* _Passage to read_:
_ _ _ _ _ _ _
On Wednesday, September 27, San Juan’s daily newspaper El Nuevo Día published interviews with people waiting in line to buy gasoline, who identified water as their most pressing need. Glorivee Acevedo, a paramedic, summarized the situation in Lares (pop. 31,000), a mountain city: “There is thirst; there is no water; there is no oasis [water distribution center], nothing. People are looking for water and report that they are hungry.”
“Water, water and water … we need water,” declared María Reyes at a gasoline line in the city of Utuado (pop. 34,000). “I am here waiting for gasoline, but what has me truly mad is that I cannot find water; and the government is not providing it.”
Marilyn Santiago, also waiting in line for gasoline, declared: “Everybody talks about gasoline. I don’t care if my car has gas or not, if I end up dying from thirst. Water is what is needed most.”
In mountain areas, some people have taken to searching for water in mountain streams and springs.
Compounding this tragedy is the fact that even before the hurricane, fully one half of Puerto Ricans lived below the poverty line, the result of over a century of US colonial oppression and a decades-long economic downturn.
The impoverished conditions of the population were exposed when the hurricane struck, tearing off the roofs of their precarious homes, exploding the windows of their high-rise apartments. While many Puerto Ricans lived in cement and brick homes that survived the initial impact of the storm, in many towns, attached to the cement home were “additions”, porches, and extra rooms to accommodate larger families.
An article in Madrid’s El Pais compares the incoming information to the state of a KO’d boxer that continues to receive blows.
Fifteen thousand Puerto Ricans remain in shelters, and many others are forced to live in the ruins of roofless homes.
_ _ _ _ _ _ _
* _Record set_:
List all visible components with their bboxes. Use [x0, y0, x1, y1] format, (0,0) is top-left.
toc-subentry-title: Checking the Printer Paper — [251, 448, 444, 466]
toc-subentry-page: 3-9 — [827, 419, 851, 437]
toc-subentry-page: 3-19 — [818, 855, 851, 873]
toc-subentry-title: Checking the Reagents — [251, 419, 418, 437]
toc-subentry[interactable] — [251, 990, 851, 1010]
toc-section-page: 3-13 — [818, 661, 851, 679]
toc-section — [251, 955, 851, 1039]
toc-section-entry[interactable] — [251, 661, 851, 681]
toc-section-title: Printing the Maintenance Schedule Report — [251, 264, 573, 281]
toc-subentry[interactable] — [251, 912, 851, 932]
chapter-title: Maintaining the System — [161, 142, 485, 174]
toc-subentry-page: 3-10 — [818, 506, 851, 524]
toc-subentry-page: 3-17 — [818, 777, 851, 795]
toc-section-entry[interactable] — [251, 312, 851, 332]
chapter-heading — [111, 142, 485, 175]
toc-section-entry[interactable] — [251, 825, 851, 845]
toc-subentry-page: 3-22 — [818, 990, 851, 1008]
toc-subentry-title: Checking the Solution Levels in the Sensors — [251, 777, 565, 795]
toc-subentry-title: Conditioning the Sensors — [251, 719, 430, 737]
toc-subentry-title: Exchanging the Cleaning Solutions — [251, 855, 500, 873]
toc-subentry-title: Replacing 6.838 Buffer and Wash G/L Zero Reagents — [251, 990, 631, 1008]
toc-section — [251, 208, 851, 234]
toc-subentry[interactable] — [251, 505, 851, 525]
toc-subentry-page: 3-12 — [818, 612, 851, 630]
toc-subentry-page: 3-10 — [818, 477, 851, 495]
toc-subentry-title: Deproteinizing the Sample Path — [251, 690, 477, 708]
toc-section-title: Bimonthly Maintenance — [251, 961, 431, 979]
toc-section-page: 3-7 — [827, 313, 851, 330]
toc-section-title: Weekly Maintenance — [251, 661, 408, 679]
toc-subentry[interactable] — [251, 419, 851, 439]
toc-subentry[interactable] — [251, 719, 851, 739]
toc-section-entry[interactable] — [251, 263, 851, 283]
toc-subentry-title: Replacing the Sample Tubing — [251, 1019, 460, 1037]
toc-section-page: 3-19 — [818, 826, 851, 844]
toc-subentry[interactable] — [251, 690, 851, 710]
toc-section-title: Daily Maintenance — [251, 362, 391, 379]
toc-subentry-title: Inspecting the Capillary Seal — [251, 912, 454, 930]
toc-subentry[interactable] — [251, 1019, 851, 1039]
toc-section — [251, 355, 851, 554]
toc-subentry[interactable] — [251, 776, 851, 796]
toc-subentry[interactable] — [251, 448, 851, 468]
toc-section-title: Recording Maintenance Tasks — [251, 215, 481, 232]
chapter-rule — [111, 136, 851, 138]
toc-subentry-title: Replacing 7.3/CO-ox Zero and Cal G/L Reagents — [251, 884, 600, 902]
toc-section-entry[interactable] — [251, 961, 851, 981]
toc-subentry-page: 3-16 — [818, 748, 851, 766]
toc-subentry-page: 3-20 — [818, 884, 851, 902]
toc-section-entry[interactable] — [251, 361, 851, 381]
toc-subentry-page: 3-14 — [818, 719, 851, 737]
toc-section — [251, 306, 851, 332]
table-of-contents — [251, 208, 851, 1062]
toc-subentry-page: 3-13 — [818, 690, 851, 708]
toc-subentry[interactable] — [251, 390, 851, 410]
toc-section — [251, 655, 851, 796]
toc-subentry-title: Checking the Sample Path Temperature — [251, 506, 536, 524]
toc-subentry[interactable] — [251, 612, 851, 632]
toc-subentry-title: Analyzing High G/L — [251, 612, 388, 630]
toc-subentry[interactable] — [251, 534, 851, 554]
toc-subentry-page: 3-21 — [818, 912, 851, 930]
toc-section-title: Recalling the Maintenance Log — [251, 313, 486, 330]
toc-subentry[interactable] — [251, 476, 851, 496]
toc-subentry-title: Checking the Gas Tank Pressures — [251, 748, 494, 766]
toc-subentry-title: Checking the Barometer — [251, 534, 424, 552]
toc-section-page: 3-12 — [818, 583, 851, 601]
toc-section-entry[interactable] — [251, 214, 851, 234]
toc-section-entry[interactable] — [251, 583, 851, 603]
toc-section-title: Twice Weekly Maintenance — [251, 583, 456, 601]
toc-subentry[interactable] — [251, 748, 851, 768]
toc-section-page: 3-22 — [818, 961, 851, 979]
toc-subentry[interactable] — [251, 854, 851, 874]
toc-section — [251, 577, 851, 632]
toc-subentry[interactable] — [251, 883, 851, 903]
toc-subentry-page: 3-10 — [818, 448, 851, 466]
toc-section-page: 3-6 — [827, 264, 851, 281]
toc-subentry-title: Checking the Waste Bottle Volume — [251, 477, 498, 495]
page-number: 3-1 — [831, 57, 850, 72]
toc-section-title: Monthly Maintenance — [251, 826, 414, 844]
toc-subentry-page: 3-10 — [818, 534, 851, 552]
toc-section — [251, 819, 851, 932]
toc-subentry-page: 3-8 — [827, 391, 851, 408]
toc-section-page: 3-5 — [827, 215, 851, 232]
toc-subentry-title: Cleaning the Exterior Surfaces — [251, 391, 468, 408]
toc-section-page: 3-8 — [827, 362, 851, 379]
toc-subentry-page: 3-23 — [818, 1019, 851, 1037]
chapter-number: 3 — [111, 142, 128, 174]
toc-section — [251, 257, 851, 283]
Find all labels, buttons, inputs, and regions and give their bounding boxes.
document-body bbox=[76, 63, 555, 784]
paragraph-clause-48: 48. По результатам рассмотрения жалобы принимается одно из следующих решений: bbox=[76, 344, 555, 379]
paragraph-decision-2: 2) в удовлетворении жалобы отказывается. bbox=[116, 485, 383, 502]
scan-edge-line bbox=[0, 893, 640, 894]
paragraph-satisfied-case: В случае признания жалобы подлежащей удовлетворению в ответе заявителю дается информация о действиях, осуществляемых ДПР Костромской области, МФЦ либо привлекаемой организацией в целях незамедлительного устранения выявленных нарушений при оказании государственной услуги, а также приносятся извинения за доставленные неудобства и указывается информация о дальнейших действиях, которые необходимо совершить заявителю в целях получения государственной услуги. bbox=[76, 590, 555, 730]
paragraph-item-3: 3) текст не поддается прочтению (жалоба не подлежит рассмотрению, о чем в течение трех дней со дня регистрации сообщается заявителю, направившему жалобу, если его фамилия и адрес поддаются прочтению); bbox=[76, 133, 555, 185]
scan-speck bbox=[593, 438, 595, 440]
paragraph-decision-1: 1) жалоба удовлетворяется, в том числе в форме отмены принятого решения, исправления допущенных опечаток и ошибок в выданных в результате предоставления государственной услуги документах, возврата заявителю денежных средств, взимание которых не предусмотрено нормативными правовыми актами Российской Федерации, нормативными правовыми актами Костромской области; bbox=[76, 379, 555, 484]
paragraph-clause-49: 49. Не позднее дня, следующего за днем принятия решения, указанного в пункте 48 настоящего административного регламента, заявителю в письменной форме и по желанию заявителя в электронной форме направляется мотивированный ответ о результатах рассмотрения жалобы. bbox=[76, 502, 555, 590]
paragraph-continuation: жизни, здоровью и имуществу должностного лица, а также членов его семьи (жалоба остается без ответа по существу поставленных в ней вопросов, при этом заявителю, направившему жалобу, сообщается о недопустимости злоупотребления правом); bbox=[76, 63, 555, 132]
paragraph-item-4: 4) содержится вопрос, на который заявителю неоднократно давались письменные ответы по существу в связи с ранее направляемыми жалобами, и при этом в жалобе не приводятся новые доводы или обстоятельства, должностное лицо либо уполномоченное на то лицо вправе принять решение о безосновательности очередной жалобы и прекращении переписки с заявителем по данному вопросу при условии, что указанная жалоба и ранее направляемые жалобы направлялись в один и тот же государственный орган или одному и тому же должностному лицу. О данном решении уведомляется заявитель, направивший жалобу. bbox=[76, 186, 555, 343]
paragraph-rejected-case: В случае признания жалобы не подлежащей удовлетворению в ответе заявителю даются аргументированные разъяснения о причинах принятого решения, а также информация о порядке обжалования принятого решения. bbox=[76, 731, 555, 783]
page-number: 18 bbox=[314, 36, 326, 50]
_ _ _ _ _ _ _
* _Required work_:
1: In the passage about Puerto Rico after the hurricane, reproduce the text between "Marilyn Santiago, also" and "decades-long economic downturn.", inclusive.
2: Translate this sentence from the passage about Puerto Rico after the hurricane into Spanish: "In mountain areas, some people have taken to searching for water in mountain streams and springs."
3: List every person named in the passage about Puerto Rico after the hurricane.

* _Answers for the tasks_:
1:
Marilyn Santiago, also waiting in line for gasoline, declared: “Everybody talks about gasoline. I don’t care if my car has gas or not, if I end up dying from thirst. Water is what is needed most.”
In mountain areas, some people have taken to searching for water in mountain streams and springs.
Compounding this tragedy is the fact that even before the hurricane, fully one half of Puerto Ricans lived below the poverty line, the result of over a century of US colonial oppression and a decades-long economic downturn.

2: En las zonas montañosas, algunas personas han comenzado a buscar agua en arroyos y manantiales de montaña.

3:
Glorivee Acevedo
María Reyes
Marilyn Santiago